WHAT IS EXPECTED: In the data below, locate each line with the word "انتقاد" and list it.

[Saved entries]
■ ■ ■ ■

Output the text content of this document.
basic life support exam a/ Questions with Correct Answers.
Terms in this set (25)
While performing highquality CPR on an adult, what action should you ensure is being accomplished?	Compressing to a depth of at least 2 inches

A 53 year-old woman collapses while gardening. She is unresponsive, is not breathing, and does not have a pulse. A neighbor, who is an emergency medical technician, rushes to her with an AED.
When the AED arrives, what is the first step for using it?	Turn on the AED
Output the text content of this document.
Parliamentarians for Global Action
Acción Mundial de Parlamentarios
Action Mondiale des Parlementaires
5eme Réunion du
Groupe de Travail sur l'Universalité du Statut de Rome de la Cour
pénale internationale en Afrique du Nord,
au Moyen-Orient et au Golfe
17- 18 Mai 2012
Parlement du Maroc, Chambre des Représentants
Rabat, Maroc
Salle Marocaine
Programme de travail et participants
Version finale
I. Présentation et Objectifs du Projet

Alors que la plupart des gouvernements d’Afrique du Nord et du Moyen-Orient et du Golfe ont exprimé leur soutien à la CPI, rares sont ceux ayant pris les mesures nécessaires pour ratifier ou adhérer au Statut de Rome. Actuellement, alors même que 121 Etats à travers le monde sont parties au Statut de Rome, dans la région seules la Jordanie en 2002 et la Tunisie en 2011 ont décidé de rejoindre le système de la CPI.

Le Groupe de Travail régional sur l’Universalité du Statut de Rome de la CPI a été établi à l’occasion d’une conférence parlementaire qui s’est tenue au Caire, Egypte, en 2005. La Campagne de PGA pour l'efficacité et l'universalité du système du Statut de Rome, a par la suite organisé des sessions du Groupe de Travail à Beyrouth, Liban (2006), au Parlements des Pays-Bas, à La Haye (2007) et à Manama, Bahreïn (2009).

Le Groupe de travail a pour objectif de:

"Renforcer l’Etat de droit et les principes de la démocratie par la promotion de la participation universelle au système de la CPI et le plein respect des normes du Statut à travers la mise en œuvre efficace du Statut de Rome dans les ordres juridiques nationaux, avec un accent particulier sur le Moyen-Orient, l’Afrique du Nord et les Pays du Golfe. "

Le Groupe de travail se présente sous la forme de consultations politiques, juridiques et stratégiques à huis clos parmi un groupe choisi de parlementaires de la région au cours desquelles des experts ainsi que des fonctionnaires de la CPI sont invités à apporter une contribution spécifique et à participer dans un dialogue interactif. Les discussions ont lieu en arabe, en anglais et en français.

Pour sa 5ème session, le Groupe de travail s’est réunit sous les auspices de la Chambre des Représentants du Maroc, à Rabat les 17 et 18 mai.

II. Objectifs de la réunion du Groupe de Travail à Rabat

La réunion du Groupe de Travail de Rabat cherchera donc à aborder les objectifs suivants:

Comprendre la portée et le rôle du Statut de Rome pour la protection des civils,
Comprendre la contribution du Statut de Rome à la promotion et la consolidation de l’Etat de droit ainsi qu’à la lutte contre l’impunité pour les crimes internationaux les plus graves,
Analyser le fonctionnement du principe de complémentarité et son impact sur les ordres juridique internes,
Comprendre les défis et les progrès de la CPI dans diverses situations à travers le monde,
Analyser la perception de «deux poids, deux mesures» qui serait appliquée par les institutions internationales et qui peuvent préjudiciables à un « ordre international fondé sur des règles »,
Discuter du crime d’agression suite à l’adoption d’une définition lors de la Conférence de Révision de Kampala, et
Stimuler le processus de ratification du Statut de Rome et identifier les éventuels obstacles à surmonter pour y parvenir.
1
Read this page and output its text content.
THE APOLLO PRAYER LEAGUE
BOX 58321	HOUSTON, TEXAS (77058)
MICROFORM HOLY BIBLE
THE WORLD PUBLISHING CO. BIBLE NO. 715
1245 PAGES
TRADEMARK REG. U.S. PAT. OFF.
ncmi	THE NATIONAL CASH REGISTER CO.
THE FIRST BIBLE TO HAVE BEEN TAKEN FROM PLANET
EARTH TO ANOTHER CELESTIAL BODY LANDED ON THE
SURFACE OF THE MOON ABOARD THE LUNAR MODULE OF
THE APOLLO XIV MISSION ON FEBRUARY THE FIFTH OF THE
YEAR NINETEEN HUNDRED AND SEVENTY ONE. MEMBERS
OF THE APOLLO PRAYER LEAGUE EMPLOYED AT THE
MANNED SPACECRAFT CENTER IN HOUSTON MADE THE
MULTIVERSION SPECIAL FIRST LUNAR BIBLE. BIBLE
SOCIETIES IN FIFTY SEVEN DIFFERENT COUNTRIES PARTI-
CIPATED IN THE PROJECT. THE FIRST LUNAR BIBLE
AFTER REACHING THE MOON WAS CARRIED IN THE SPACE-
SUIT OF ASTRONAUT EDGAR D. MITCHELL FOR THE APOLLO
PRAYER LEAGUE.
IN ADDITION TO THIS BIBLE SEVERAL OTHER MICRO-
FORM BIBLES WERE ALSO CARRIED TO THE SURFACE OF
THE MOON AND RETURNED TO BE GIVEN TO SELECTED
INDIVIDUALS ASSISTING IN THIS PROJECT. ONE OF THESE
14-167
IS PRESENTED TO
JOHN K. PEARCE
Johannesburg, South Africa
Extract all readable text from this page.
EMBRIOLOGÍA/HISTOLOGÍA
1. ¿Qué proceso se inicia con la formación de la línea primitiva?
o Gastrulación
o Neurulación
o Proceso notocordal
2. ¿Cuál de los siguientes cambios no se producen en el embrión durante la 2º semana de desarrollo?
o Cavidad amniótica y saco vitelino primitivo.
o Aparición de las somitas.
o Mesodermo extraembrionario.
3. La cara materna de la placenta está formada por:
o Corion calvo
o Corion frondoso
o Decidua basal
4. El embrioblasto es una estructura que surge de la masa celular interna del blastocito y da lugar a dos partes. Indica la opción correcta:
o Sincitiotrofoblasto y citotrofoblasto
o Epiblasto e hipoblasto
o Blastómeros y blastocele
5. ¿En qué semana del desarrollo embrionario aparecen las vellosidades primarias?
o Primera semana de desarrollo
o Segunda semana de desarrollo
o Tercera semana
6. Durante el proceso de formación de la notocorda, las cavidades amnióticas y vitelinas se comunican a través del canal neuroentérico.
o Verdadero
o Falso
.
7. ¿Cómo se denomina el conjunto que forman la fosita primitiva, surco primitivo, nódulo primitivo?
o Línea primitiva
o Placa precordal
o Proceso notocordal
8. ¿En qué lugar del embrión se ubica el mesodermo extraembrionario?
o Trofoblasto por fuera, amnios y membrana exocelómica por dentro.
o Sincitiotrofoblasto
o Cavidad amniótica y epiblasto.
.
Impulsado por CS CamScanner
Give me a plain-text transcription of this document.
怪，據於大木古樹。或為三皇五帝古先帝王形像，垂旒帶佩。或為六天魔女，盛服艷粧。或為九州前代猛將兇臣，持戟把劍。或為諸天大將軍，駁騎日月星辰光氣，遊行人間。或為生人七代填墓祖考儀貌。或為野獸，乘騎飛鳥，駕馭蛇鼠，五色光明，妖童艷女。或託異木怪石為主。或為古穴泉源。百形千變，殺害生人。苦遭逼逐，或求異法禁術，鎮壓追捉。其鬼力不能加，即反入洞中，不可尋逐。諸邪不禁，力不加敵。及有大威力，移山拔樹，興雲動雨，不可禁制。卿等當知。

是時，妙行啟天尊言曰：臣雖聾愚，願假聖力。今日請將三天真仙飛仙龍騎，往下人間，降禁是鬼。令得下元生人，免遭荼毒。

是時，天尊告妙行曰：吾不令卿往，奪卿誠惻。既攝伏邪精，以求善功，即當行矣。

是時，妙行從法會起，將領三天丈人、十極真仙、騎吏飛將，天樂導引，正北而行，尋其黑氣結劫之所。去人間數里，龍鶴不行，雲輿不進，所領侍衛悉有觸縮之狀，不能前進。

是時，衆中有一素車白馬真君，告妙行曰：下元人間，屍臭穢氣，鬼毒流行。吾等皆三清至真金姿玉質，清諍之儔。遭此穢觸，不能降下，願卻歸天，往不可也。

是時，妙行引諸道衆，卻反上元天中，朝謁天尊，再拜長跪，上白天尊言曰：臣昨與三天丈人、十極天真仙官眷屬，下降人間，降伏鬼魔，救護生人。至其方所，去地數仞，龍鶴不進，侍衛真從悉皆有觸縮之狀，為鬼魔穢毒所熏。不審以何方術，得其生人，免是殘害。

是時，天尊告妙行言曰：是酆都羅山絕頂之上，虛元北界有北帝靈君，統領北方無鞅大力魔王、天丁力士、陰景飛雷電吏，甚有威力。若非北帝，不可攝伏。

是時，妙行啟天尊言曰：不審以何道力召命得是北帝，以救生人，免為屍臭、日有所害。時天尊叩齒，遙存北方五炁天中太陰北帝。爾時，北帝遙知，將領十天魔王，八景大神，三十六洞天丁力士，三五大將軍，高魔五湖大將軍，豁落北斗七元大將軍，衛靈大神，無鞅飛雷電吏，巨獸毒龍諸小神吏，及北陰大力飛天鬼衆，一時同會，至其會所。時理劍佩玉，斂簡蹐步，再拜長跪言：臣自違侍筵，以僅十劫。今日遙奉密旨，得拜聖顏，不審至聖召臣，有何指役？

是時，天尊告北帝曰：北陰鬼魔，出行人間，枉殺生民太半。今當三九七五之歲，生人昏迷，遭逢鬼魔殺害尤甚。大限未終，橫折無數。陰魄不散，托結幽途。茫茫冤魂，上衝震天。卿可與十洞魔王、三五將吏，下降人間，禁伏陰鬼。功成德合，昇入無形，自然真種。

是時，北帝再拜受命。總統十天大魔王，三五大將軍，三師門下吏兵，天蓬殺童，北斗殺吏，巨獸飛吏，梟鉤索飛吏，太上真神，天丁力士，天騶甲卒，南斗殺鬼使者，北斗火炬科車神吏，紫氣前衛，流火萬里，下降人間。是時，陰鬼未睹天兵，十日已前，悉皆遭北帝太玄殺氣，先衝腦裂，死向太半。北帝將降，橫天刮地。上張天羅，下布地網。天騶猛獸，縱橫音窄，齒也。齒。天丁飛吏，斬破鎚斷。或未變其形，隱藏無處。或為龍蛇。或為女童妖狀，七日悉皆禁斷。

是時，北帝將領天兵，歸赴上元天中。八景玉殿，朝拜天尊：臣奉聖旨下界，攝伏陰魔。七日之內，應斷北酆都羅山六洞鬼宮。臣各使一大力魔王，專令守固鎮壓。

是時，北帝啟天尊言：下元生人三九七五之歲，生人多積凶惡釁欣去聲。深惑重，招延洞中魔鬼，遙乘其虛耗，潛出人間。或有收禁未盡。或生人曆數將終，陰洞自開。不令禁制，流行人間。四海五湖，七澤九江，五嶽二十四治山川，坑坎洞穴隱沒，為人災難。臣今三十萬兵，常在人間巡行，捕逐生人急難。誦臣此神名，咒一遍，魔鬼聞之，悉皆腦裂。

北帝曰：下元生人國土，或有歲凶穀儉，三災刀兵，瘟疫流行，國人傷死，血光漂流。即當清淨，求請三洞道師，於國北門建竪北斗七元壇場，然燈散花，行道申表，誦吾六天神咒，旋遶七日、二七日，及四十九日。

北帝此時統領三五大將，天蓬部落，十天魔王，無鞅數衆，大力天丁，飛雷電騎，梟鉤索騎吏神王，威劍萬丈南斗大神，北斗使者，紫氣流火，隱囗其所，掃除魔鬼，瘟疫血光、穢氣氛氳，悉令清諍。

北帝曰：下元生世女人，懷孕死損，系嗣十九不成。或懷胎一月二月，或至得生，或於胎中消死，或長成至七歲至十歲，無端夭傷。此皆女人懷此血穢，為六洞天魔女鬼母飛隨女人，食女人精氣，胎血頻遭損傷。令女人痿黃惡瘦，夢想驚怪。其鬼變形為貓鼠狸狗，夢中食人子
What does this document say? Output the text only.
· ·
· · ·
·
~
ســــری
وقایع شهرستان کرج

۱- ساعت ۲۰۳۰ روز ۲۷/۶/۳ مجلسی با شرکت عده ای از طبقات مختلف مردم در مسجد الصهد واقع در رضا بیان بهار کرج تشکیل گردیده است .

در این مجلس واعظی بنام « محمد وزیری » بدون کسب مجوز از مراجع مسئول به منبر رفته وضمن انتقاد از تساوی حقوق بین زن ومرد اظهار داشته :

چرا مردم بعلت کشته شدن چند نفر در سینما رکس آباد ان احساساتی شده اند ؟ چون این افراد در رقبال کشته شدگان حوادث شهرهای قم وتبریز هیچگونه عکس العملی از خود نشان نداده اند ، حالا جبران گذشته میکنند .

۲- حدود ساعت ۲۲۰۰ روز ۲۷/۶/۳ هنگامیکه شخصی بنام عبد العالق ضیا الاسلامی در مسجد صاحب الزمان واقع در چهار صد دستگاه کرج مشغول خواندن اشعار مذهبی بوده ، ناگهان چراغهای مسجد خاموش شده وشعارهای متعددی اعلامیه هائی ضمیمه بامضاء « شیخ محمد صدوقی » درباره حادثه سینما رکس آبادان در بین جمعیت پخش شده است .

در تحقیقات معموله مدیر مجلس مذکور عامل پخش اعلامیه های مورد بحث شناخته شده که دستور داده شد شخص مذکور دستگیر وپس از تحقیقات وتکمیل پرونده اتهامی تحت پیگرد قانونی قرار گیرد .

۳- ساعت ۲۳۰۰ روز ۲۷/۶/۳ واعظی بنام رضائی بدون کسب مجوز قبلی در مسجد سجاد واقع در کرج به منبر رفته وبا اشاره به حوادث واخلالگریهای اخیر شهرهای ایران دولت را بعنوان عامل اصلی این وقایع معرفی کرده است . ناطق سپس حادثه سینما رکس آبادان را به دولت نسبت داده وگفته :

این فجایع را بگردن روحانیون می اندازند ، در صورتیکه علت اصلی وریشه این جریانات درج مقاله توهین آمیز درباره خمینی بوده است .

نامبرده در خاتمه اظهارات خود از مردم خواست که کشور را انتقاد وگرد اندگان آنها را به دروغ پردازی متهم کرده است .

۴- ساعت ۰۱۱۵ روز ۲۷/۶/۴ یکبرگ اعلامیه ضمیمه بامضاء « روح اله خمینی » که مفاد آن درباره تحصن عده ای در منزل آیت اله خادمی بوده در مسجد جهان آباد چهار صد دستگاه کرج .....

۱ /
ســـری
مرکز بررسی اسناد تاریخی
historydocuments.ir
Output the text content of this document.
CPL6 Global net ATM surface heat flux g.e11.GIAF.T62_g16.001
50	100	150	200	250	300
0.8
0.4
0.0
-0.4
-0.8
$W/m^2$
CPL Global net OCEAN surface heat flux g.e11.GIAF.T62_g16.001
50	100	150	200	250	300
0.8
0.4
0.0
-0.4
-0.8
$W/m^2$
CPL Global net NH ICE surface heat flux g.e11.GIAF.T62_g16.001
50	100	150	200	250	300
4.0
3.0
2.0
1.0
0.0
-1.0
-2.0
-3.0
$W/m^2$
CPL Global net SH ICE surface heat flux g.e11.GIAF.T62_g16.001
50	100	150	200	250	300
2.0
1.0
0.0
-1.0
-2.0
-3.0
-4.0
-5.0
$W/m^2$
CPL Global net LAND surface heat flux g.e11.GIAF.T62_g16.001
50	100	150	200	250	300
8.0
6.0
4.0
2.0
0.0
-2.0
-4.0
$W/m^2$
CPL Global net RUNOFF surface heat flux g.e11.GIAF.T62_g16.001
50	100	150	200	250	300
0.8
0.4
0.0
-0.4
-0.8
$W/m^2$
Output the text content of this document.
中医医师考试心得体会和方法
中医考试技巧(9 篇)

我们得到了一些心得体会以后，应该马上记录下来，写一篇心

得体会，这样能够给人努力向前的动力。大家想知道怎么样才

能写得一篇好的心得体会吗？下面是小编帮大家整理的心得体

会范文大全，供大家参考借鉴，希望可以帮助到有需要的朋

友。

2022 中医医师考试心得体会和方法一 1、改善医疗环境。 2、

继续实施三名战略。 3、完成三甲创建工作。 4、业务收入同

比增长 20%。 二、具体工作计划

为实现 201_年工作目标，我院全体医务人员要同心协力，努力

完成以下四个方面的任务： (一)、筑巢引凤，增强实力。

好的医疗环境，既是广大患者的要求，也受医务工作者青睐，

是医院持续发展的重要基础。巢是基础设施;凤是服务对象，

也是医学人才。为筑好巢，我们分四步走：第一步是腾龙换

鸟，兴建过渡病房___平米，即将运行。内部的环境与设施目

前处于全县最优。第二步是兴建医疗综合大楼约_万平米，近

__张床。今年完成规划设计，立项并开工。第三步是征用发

■ ■ ■ ■

RESPONSE TO THE EXERCISE:
در این مجلس واعظی بنام « محمد وزیری » بدون کسب مجوز از مراجع مسئول به منبر رفته وضمن انتقاد از تساوی حقوق بین زن ومرد اظهار داشته :
نامبرده در خاتمه اظهارات خود از مردم خواست که کشور را انتقاد وگرد اندگان آنها را به دروغ پردازی متهم کرده است .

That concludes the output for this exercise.